══ Supplied data

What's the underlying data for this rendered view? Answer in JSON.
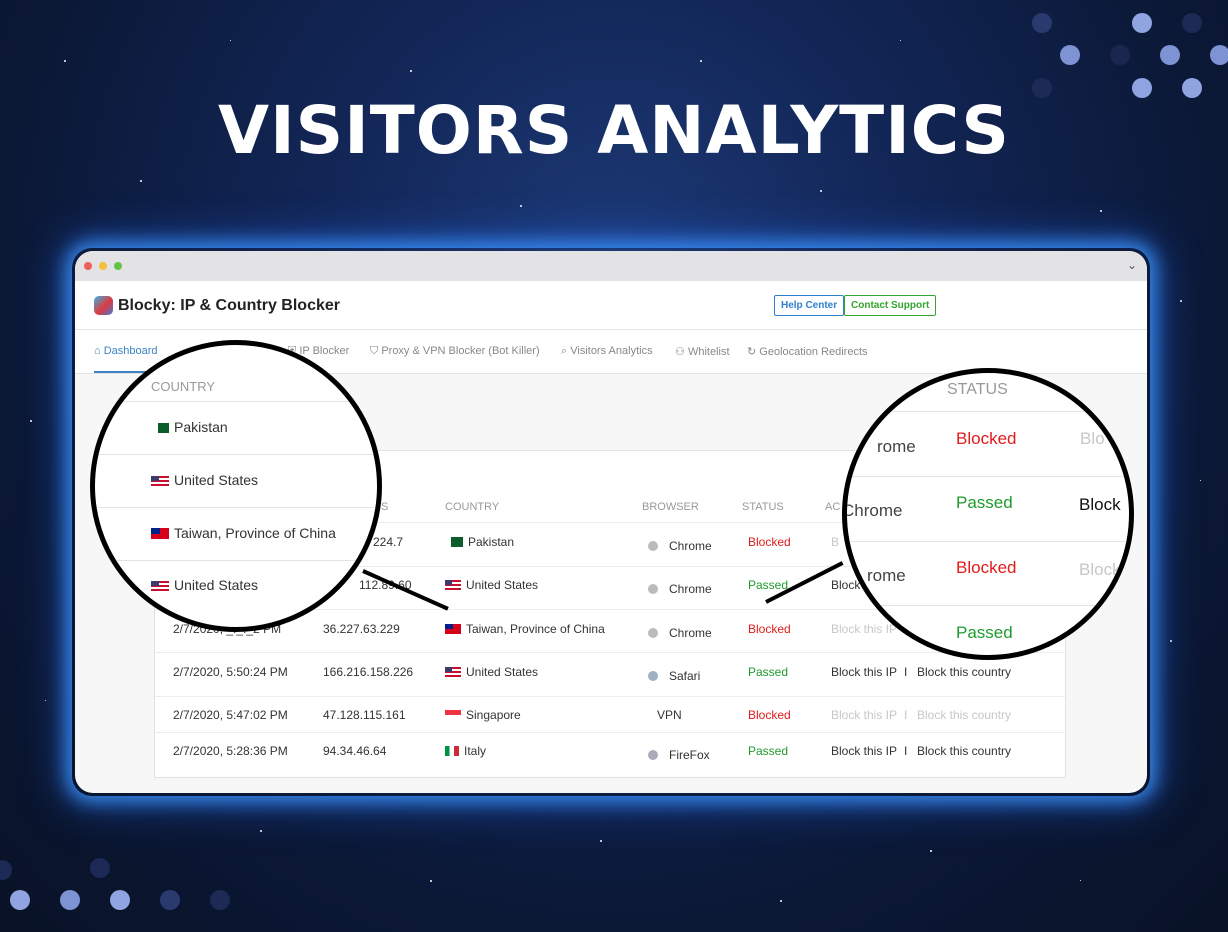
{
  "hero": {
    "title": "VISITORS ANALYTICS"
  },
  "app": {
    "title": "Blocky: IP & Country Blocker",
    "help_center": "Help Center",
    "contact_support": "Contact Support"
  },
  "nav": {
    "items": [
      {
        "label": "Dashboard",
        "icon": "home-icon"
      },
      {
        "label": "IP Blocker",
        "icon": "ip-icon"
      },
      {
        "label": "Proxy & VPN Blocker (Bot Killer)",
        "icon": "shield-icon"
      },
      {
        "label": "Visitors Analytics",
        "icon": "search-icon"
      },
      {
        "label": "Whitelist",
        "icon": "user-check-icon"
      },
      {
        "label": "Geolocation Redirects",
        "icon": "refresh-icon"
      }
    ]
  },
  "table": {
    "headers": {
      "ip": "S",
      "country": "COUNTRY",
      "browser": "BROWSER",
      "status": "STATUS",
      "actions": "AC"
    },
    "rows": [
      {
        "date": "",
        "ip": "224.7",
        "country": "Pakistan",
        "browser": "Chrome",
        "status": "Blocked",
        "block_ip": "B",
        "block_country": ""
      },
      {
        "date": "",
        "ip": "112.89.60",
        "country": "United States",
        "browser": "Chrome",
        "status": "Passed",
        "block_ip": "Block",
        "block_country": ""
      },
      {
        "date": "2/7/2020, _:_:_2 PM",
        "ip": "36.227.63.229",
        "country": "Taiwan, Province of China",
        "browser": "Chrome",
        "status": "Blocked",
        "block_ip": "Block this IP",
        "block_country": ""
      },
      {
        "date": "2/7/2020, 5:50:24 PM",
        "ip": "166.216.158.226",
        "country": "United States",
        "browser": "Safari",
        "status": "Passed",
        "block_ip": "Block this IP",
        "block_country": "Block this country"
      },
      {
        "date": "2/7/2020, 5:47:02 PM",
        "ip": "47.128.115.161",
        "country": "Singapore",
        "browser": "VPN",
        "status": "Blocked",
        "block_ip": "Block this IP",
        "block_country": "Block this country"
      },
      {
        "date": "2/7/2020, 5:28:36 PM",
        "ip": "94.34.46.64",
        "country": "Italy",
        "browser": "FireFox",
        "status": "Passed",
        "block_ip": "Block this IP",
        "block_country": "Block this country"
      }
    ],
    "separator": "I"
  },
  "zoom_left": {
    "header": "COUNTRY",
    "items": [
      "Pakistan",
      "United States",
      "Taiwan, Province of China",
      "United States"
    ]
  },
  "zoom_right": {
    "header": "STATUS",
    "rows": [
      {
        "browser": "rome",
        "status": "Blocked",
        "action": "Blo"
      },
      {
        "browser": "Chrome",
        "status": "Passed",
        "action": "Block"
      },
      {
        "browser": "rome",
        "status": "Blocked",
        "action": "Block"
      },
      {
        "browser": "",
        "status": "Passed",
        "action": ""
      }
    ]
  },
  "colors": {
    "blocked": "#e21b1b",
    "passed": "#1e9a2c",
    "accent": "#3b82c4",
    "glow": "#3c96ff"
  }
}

════
══ Supplied data

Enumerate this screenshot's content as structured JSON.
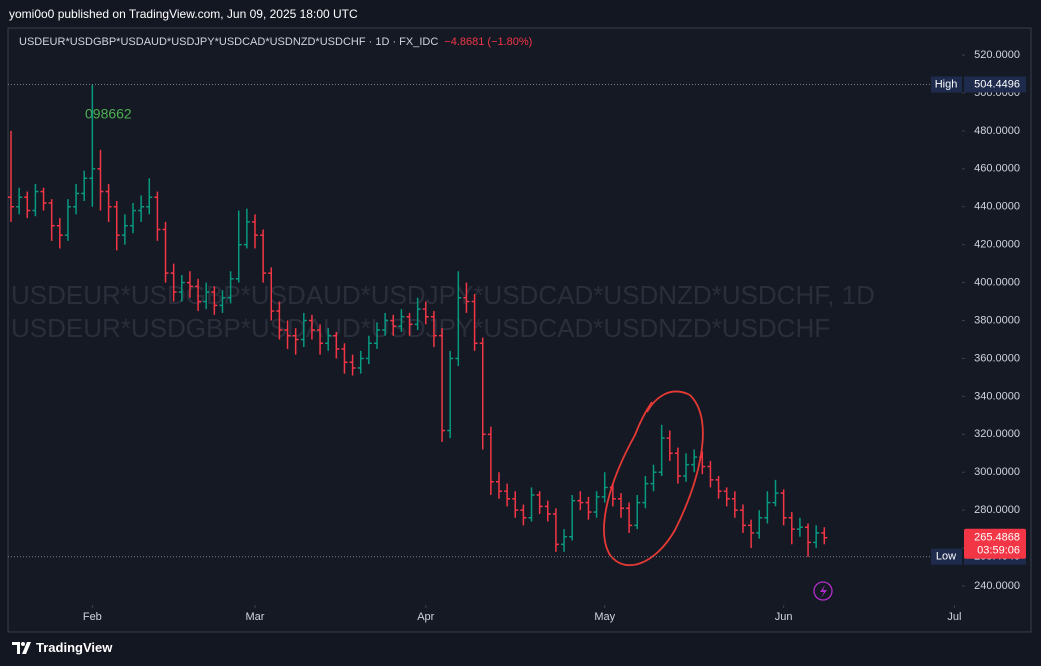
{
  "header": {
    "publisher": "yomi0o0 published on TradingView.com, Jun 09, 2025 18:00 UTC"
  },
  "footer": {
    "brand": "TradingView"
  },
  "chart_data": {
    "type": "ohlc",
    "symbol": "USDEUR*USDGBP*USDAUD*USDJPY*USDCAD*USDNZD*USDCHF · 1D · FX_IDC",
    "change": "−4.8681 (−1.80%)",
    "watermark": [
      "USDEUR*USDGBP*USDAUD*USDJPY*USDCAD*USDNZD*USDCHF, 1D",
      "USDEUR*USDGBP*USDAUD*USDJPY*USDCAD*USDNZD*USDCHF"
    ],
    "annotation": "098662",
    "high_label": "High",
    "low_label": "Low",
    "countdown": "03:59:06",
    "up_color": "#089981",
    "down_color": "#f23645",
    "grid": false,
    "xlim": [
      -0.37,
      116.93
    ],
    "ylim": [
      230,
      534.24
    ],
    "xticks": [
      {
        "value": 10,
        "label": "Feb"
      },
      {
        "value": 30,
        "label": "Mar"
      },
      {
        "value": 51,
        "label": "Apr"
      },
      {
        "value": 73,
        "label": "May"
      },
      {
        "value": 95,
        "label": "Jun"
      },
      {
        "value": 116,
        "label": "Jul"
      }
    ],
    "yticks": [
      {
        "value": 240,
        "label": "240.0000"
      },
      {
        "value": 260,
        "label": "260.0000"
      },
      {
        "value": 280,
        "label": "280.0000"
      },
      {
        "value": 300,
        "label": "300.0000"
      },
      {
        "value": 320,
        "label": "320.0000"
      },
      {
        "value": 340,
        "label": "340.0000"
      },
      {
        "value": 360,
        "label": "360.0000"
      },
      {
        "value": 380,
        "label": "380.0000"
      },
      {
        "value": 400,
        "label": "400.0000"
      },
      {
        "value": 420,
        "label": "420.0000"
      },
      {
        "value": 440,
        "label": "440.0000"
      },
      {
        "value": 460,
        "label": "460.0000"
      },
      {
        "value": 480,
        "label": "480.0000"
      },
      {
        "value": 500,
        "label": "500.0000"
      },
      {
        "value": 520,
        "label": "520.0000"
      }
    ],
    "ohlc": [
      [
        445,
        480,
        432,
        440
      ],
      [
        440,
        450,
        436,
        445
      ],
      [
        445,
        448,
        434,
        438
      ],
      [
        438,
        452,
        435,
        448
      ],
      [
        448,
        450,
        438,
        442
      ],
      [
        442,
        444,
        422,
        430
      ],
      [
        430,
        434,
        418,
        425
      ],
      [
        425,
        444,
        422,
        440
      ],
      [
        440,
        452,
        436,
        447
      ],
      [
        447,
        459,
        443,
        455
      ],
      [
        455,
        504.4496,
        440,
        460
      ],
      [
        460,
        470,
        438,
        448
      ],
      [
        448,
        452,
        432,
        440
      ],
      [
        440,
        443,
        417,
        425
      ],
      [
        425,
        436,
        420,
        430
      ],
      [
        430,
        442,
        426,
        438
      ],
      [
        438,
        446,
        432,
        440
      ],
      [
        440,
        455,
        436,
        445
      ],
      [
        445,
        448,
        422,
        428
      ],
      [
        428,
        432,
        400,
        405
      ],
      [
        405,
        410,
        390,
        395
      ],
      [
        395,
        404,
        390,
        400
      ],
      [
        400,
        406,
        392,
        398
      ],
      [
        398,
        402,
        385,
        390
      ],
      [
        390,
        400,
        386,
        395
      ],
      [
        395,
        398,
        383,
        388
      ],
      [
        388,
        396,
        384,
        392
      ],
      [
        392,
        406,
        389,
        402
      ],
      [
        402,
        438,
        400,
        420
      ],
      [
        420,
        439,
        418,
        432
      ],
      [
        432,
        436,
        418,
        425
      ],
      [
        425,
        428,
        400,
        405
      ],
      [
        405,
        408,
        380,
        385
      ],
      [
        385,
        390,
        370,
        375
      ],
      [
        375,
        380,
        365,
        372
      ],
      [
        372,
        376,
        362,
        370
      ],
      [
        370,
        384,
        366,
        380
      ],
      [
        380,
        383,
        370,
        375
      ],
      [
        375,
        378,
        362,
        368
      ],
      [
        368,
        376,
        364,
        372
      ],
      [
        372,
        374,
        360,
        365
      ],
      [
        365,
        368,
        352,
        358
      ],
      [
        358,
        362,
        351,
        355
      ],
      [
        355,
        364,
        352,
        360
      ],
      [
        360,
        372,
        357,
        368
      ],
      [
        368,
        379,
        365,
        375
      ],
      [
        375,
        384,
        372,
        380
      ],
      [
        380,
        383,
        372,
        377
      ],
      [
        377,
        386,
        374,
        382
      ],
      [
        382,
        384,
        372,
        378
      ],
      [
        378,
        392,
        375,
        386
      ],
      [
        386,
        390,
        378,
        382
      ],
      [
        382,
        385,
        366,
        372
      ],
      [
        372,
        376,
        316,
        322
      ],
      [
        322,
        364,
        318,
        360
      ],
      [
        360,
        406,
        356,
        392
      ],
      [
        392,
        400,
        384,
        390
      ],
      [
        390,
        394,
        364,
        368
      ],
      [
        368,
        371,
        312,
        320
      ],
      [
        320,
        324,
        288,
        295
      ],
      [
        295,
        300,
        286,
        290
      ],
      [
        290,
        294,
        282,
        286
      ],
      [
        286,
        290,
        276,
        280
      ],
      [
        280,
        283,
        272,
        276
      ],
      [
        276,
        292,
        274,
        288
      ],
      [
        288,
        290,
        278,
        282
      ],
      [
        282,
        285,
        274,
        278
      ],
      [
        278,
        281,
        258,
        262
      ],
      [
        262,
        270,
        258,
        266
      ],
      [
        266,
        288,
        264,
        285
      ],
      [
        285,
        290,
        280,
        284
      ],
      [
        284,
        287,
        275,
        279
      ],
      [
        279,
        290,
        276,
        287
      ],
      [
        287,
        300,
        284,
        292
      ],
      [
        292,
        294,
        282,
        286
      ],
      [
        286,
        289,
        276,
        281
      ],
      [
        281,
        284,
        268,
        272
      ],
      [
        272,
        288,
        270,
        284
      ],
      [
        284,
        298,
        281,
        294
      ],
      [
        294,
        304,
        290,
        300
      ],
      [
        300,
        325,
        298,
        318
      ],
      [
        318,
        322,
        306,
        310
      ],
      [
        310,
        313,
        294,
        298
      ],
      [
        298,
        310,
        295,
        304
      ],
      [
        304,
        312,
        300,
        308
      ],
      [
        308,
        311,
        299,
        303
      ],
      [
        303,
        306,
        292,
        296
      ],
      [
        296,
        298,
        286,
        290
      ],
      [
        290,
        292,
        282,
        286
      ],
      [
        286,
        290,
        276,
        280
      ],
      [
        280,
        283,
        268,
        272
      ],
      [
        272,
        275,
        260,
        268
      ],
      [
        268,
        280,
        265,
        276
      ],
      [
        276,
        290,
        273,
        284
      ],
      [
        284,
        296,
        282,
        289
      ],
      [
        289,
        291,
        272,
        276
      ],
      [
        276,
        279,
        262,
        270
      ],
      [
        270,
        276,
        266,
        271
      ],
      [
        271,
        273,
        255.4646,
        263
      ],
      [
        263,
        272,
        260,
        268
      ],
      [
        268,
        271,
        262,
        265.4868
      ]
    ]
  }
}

════

Exercise description.
Above are the records. Copy every line in them holding "States".

Worked answer.
        "country": "United States",
        "country": "United States",
      "United States",
      "United States"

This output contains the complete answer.